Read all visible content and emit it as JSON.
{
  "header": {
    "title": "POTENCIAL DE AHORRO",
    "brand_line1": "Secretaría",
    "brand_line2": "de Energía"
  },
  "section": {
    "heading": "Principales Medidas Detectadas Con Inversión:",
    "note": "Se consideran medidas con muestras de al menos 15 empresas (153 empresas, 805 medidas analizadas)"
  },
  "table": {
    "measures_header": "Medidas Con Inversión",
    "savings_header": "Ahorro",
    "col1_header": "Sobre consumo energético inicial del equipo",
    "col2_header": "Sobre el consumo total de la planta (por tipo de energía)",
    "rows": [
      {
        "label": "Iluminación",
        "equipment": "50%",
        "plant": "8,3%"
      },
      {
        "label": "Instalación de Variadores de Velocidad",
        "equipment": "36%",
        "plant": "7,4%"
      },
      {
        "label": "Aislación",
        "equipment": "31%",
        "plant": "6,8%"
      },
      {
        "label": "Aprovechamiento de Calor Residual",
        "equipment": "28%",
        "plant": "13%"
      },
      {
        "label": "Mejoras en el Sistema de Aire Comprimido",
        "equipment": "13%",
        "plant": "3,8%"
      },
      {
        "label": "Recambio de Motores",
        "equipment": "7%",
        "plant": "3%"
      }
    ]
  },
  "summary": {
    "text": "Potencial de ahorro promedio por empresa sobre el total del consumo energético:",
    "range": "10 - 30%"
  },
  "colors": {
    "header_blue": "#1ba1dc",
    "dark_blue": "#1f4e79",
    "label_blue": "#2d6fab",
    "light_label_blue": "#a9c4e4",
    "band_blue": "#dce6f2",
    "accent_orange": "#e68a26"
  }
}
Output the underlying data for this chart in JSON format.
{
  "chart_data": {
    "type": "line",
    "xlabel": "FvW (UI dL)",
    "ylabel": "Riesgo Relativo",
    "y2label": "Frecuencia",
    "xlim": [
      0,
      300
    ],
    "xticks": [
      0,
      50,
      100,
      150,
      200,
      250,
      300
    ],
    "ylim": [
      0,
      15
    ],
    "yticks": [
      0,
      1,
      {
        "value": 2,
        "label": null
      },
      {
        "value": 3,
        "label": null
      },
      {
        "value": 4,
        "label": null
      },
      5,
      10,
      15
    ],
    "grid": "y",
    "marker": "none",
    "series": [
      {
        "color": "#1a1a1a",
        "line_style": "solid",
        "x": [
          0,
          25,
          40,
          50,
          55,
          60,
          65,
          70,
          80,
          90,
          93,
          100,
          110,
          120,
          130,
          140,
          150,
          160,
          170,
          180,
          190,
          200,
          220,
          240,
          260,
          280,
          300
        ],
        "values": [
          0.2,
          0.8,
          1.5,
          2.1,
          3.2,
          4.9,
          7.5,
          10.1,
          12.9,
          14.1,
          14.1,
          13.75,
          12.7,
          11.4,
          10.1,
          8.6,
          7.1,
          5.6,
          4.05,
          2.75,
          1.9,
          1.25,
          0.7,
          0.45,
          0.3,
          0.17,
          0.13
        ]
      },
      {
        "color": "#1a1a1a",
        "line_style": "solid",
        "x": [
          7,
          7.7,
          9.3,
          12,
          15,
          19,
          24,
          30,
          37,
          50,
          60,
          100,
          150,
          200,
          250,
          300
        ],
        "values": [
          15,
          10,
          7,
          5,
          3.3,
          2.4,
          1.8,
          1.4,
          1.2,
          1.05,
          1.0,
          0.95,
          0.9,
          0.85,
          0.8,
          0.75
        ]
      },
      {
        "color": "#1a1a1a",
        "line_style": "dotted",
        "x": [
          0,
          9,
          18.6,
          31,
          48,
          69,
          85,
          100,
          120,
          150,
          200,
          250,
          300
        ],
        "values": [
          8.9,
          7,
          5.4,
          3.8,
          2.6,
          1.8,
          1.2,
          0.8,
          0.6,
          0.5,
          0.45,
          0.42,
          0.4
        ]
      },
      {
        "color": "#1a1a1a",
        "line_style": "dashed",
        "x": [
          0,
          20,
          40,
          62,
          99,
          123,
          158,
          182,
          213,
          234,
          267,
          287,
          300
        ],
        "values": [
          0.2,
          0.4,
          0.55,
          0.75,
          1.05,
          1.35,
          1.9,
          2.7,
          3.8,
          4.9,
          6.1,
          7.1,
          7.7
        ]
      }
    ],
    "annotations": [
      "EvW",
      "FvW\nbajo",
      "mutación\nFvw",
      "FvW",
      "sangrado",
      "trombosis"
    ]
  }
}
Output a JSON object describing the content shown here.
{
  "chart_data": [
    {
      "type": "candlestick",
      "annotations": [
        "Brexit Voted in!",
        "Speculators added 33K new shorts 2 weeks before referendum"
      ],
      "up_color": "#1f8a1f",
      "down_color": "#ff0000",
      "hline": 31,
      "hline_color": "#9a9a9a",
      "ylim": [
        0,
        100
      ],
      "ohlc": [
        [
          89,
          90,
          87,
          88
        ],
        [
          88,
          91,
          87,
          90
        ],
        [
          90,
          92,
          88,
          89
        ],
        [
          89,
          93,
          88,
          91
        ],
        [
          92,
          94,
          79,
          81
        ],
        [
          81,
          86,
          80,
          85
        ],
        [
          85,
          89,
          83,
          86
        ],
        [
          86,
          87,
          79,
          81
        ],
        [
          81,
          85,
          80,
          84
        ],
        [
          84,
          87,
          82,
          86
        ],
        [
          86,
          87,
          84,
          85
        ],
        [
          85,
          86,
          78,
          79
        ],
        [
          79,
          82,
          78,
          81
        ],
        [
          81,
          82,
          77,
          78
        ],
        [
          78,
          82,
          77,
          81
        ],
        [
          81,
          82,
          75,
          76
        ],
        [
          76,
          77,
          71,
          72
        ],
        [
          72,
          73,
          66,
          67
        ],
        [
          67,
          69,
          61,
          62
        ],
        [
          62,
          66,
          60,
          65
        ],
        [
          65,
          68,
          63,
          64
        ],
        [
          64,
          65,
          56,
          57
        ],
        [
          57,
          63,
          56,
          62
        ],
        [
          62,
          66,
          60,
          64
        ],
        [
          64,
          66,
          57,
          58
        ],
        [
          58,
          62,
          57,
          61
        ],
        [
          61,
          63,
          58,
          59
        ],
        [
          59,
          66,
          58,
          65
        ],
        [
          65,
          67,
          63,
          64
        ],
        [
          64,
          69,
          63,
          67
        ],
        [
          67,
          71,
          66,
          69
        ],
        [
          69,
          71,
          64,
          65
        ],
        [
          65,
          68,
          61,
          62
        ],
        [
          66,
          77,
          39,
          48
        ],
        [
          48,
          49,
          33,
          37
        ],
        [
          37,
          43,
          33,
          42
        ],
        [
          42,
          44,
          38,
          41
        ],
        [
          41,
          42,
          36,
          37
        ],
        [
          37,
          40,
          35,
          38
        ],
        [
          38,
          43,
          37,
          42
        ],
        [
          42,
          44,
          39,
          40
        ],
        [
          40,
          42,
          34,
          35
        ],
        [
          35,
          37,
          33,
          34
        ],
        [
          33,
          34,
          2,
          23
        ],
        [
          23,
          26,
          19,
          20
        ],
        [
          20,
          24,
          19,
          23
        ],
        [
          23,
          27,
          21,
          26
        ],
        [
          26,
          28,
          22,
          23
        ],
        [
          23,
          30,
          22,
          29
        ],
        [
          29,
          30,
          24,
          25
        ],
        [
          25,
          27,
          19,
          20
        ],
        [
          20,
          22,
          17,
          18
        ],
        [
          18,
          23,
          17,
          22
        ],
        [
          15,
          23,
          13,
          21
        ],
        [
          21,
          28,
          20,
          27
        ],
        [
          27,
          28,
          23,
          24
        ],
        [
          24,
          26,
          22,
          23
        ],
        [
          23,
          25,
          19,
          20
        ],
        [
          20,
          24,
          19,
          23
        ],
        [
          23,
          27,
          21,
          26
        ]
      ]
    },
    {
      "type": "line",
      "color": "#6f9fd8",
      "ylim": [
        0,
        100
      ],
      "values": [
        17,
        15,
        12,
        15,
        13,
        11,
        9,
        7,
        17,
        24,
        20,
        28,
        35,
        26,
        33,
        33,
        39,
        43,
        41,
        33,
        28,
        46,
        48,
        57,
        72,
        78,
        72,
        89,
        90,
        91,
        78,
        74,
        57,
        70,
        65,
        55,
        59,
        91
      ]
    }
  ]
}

################

◆ PROBLEM DETAILS ◆
Using the listing above, gather each line that holds the string "energético" and copy it.

◆ COMPLETED TASK ◆
    "col1_header": "Sobre consumo energético inicial del equipo",
    "text": "Potencial de ahorro promedio por empresa sobre el total del consumo energético:",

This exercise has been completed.